# Work required:
Leave out the pictures, then reproduce the rest of the material exactly.
=== Information shown ===
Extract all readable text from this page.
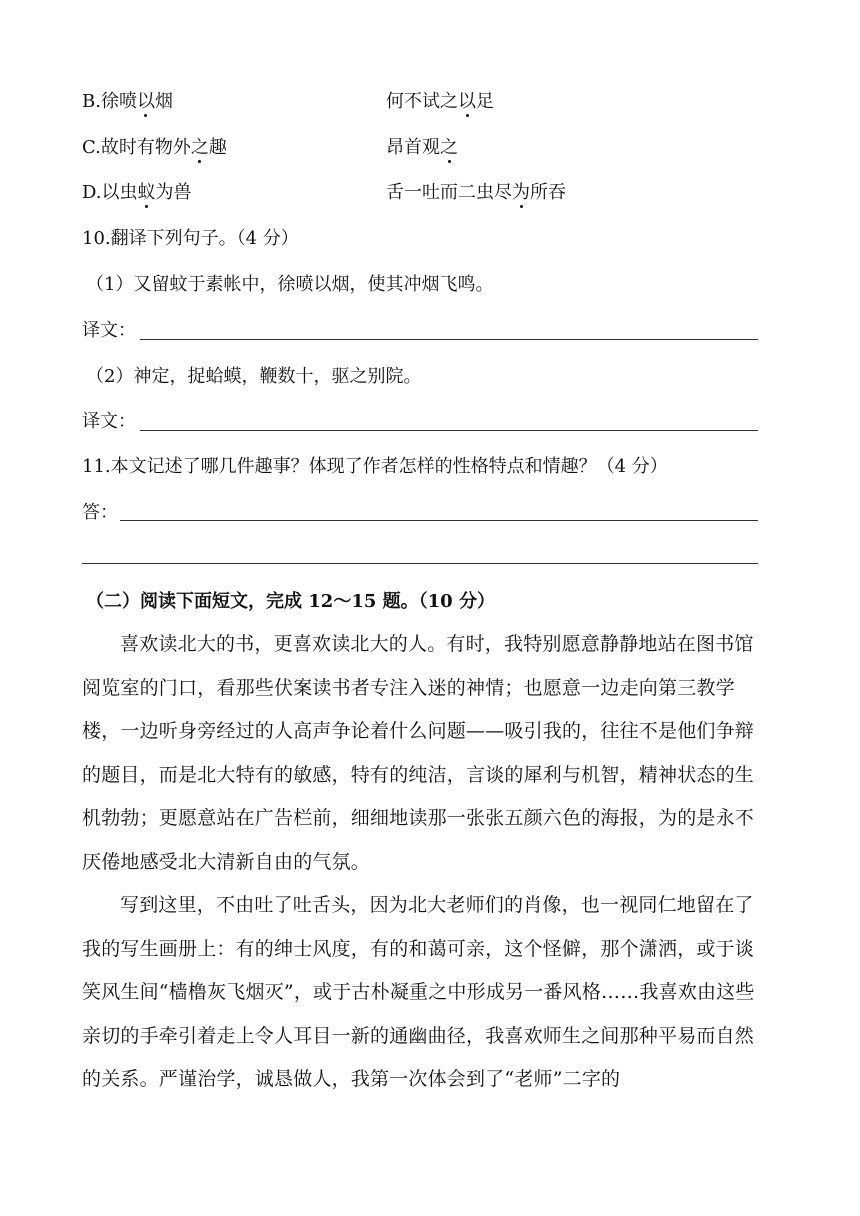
B.徐喷以烟	何不试之以足
C.故时有物外之趣	昂首观之
D.以虫蚁为兽	舌一吐而二虫尽为所吞
10.翻译下列句子。（4 分）
（1）又留蚊于素帐中，徐喷以烟，使其冲烟飞鸣。
译文：
（2）神定，捉蛤蟆，鞭数十，驱之别院。
译文：
11.本文记述了哪几件趣事？体现了作者怎样的性格特点和情趣？（4 分）
答：
（二）阅读下面短文，完成 12～15 题。（10 分）

喜欢读北大的书，更喜欢读北大的人。有时，我特别愿意静静地站在图书馆阅览室的门口，看那些伏案读书者专注入迷的神情；也愿意一边走向第三教学楼，一边听身旁经过的人高声争论着什么问题——吸引我的，往往不是他们争辩的题目，而是北大特有的敏感，特有的纯洁，言谈的犀利与机智，精神状态的生机勃勃；更愿意站在广告栏前，细细地读那一张张五颜六色的海报，为的是永不厌倦地感受北大清新自由的气氛。

写到这里，不由吐了吐舌头，因为北大老师们的肖像，也一视同仁地留在了我的写生画册上：有的绅士风度，有的和蔼可亲，这个怪僻，那个潇洒，或于谈笑风生间“樯橹灰飞烟灭”，或于古朴凝重之中形成另一番风格……我喜欢由这些亲切的手牵引着走上令人耳目一新的通幽曲径，我喜欢师生之间那种平易而自然的关系。严谨治学，诚恳做人，我第一次体会到了“老师”二字的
===
# Answer to this task:
Extract all readable text from this page.
B.徐喷以烟	何不试之以足
C.故时有物外之趣	昂首观之
D.以虫蚁为兽	舌一吐而二虫尽为所吞
10.翻译下列句子。（4 分）
（1）又留蚊于素帐中，徐喷以烟，使其冲烟飞鸣。
译文：
（2）神定，捉蛤蟆，鞭数十，驱之别院。
译文：
11.本文记述了哪几件趣事？体现了作者怎样的性格特点和情趣？（4 分）
答：
（二）阅读下面短文，完成 12～15 题。（10 分）

喜欢读北大的书，更喜欢读北大的人。有时，我特别愿意静静地站在图书馆阅览室的门口，看那些伏案读书者专注入迷的神情；也愿意一边走向第三教学楼，一边听身旁经过的人高声争论着什么问题——吸引我的，往往不是他们争辩的题目，而是北大特有的敏感，特有的纯洁，言谈的犀利与机智，精神状态的生机勃勃；更愿意站在广告栏前，细细地读那一张张五颜六色的海报，为的是永不厌倦地感受北大清新自由的气氛。

写到这里，不由吐了吐舌头，因为北大老师们的肖像，也一视同仁地留在了我的写生画册上：有的绅士风度，有的和蔼可亲，这个怪僻，那个潇洒，或于谈笑风生间“樯橹灰飞烟灭”，或于古朴凝重之中形成另一番风格……我喜欢由这些亲切的手牵引着走上令人耳目一新的通幽曲径，我喜欢师生之间那种平易而自然的关系。严谨治学，诚恳做人，我第一次体会到了“老师”二字的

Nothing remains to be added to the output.